» **Task requirements**:
Go through the entries and say how many lines contain the string "JSON". The number is the whole answer.

» **Extracted data**:
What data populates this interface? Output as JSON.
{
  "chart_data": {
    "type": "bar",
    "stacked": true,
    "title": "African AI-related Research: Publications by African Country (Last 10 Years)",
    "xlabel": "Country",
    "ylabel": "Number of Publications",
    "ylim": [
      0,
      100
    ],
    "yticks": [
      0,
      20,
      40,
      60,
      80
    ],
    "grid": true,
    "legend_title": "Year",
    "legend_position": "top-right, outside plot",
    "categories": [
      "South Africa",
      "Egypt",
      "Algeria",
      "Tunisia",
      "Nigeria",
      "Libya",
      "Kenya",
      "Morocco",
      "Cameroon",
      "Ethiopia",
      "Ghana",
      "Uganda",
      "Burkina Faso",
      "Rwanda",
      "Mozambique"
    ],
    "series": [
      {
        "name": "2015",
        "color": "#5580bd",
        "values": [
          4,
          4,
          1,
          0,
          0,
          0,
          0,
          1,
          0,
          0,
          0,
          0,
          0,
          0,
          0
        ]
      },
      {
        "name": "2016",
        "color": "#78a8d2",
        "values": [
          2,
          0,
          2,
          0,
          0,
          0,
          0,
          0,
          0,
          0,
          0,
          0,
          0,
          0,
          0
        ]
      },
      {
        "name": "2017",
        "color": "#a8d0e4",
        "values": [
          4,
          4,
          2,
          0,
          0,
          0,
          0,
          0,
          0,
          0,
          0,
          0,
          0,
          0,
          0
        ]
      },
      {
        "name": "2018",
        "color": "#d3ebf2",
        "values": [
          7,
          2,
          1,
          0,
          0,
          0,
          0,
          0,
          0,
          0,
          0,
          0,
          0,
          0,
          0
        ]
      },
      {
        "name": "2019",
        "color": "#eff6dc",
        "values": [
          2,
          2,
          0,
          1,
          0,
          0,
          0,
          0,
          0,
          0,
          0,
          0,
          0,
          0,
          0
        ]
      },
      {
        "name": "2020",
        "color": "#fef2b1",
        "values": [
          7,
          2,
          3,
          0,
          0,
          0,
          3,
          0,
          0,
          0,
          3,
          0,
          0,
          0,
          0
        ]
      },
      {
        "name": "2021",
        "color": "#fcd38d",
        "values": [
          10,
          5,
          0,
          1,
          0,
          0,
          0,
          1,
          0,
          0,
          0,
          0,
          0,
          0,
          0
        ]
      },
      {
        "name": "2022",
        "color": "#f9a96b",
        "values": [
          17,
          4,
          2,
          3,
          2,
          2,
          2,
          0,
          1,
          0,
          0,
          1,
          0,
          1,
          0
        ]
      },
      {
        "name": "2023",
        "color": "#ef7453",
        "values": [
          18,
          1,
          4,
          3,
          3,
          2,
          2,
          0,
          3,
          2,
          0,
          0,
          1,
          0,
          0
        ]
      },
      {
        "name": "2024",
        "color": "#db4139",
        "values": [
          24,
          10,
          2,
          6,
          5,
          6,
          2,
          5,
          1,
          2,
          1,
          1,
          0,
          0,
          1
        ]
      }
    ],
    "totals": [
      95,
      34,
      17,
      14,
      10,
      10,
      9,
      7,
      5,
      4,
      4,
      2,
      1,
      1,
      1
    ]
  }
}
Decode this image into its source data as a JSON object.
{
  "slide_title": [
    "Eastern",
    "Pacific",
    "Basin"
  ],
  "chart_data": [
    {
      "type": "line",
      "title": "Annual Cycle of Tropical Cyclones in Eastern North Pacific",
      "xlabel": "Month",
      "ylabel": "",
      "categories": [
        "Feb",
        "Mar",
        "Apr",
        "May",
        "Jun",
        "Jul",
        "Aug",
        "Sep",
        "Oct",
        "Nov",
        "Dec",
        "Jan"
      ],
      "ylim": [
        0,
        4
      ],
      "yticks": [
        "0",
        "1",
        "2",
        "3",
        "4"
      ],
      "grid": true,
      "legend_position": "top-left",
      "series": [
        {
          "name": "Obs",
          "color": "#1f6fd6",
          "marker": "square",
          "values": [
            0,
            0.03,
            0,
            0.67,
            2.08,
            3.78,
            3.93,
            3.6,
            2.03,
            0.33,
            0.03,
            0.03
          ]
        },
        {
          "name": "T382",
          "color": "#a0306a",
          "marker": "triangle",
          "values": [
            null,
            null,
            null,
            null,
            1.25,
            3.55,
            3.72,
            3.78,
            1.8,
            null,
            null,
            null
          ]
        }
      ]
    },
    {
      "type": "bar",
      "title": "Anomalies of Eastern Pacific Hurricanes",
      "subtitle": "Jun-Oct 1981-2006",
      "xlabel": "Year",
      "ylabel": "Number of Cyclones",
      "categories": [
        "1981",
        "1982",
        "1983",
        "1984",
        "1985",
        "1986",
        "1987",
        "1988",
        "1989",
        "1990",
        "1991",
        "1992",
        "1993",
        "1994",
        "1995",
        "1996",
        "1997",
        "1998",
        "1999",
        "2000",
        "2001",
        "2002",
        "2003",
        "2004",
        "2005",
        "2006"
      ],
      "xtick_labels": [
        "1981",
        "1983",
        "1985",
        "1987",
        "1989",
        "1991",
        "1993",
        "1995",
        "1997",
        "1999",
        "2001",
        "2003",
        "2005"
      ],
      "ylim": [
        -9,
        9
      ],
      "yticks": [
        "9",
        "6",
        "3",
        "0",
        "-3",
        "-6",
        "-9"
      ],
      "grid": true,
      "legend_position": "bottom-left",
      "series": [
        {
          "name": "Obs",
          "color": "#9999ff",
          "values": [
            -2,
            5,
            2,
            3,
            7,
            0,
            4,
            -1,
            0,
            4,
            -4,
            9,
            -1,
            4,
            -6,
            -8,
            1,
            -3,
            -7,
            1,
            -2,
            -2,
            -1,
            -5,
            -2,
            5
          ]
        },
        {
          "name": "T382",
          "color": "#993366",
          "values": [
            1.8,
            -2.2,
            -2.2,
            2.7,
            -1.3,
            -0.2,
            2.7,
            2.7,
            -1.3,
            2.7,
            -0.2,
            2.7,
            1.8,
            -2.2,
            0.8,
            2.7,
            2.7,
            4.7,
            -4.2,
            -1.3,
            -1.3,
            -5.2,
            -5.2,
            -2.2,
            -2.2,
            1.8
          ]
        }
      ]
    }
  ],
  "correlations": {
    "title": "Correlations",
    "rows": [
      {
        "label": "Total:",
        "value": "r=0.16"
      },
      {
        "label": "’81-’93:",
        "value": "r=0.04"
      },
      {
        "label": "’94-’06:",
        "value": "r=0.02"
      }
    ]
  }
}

» **Result below**:
2